* BEGIN INFORMATION GIVEN *

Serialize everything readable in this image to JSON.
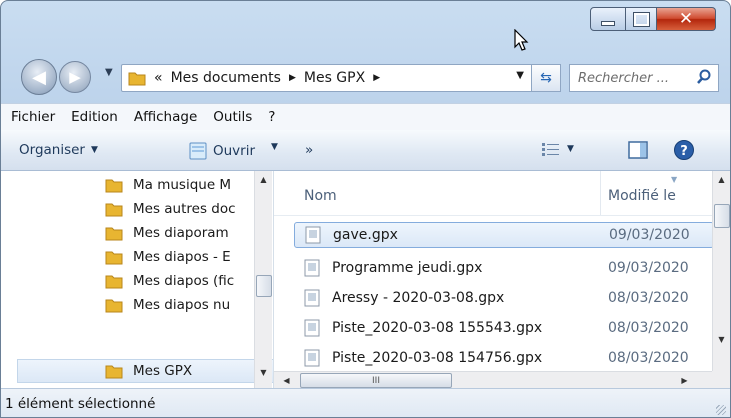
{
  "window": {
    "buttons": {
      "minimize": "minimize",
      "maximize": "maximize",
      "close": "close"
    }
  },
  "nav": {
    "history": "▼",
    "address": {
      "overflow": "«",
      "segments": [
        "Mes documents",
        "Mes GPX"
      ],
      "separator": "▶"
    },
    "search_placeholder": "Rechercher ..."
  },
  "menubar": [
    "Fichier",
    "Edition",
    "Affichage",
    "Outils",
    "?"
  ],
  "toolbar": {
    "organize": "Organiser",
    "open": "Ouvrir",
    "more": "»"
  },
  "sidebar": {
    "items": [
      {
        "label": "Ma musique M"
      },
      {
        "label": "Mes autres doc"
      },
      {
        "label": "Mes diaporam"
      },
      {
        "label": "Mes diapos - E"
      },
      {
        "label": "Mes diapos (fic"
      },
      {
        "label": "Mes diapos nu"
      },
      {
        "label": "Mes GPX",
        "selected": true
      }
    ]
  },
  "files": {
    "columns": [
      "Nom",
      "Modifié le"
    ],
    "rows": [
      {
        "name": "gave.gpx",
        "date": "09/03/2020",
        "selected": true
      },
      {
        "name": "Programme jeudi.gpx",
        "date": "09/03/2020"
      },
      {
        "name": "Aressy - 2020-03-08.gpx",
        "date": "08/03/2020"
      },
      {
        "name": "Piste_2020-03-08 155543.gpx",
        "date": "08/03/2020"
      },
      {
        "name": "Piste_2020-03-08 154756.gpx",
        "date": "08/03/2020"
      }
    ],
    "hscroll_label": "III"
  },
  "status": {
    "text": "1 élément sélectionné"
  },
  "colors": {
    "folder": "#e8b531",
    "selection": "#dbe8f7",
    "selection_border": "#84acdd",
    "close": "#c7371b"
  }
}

* END INFORMATION GIVEN *
* BEGIN INFORMATION GIVEN *

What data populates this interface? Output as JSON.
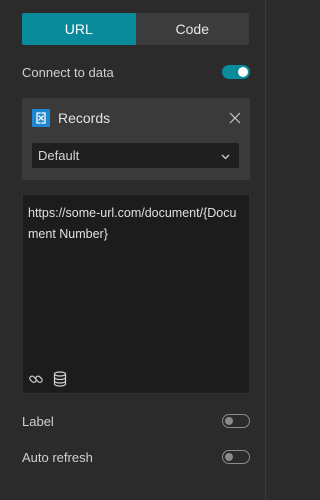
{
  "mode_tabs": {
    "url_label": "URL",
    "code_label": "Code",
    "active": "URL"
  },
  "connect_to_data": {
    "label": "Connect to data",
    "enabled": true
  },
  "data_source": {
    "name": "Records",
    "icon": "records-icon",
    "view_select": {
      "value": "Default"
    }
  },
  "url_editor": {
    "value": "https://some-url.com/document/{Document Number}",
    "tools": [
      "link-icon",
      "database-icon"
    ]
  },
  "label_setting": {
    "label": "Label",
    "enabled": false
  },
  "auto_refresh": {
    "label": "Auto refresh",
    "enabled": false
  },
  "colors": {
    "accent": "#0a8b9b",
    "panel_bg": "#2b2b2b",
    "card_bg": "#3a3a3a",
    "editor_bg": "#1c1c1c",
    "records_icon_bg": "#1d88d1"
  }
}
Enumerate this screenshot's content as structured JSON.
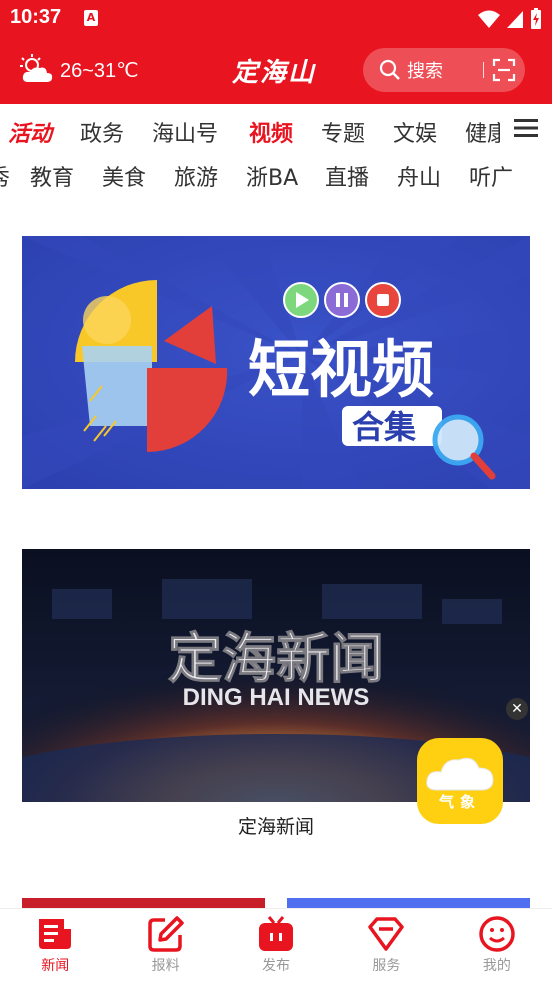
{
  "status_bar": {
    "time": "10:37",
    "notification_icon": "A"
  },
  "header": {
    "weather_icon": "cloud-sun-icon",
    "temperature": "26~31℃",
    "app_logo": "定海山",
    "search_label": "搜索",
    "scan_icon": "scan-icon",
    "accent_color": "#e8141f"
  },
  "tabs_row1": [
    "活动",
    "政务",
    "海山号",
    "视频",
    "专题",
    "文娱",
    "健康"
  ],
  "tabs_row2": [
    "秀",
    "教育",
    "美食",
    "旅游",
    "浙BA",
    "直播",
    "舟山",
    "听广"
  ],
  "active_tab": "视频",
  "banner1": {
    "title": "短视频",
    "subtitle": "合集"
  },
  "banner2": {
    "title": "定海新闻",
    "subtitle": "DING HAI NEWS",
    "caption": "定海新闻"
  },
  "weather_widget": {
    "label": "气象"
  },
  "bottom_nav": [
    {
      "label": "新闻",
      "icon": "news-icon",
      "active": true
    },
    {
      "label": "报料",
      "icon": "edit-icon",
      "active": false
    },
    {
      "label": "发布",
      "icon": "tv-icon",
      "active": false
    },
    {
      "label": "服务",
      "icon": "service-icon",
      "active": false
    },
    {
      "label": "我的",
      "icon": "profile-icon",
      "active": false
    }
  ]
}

* END INFORMATION GIVEN *

WHAT THE TASK REQUIRES — How many lines of the data hold the string "JSON"? Reply with the number alone.

RESULT — 3